Locate each line of the material that contains "כולל", then return it.

───── Input data

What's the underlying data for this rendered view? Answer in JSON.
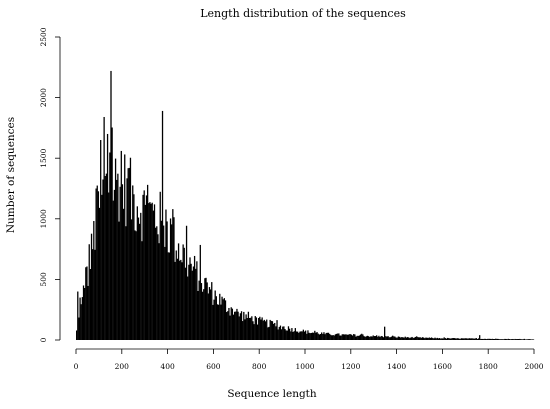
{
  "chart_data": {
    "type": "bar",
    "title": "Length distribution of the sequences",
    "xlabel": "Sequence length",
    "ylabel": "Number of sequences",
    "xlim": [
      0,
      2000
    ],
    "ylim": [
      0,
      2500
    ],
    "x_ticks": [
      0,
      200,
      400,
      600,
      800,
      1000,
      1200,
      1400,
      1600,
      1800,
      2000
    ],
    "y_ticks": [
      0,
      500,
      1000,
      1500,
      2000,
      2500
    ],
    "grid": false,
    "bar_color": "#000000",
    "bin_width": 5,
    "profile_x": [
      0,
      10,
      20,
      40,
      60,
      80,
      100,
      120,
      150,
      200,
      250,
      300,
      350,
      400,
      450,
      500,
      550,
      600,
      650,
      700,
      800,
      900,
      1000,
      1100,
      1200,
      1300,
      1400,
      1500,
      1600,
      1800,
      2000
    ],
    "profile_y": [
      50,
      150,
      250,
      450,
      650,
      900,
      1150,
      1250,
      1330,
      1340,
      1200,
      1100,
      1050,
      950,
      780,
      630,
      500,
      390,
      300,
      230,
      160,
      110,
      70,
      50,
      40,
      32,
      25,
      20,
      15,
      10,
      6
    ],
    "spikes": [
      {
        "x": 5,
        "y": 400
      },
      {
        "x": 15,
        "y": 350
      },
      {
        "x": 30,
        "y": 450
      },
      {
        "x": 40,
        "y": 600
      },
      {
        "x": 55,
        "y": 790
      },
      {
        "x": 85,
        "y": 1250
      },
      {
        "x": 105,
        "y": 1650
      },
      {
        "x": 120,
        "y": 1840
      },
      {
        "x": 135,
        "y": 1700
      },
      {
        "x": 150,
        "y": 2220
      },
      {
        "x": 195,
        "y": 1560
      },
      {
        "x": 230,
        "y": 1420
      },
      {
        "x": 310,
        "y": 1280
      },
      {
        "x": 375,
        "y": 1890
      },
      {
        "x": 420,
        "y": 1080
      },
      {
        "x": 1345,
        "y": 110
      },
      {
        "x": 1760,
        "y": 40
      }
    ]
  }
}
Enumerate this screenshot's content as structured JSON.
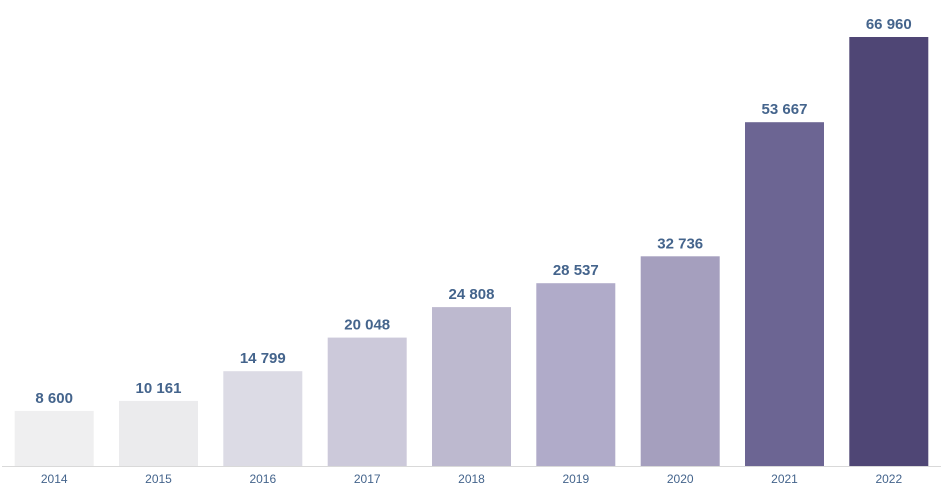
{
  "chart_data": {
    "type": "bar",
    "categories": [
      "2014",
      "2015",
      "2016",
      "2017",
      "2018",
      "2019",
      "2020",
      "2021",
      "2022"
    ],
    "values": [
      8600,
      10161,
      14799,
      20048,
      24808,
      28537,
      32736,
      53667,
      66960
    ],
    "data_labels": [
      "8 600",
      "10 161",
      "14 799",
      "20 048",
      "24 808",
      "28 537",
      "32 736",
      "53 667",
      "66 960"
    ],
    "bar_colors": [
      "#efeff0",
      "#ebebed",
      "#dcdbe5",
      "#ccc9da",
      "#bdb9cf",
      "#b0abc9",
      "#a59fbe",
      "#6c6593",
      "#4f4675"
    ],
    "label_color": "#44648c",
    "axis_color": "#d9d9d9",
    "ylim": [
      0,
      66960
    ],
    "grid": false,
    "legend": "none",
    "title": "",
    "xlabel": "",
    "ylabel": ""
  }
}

──────────
───── Input data

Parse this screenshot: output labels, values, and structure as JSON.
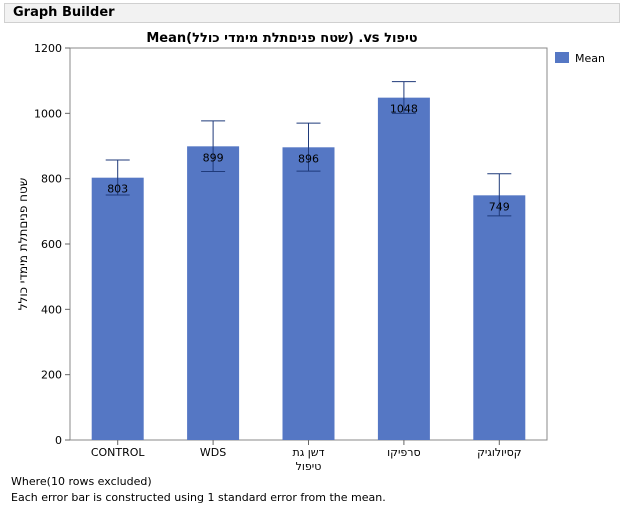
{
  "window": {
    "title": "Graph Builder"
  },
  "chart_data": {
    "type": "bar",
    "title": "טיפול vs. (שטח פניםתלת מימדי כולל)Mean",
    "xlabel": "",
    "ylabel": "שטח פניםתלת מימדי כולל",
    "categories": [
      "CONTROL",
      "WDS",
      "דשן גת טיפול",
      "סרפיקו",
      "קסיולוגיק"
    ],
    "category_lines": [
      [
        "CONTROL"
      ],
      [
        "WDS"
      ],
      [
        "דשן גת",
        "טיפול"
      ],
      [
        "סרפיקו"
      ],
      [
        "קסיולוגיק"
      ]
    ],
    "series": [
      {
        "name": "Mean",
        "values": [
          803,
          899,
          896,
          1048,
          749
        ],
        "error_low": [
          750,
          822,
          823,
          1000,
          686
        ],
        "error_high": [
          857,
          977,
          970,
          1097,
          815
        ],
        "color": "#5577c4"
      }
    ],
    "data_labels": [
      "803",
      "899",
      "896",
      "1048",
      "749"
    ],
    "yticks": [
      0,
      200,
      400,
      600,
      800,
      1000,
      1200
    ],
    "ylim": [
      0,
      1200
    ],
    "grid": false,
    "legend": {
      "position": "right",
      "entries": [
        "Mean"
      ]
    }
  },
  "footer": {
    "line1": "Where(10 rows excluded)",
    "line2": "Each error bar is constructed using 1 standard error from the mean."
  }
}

──────────

▶ _Solved problem_
    "title": "טיפול vs. (שטח פניםתלת מימדי כולל)Mean",
    "ylabel": "שטח פניםתלת מימדי כולל",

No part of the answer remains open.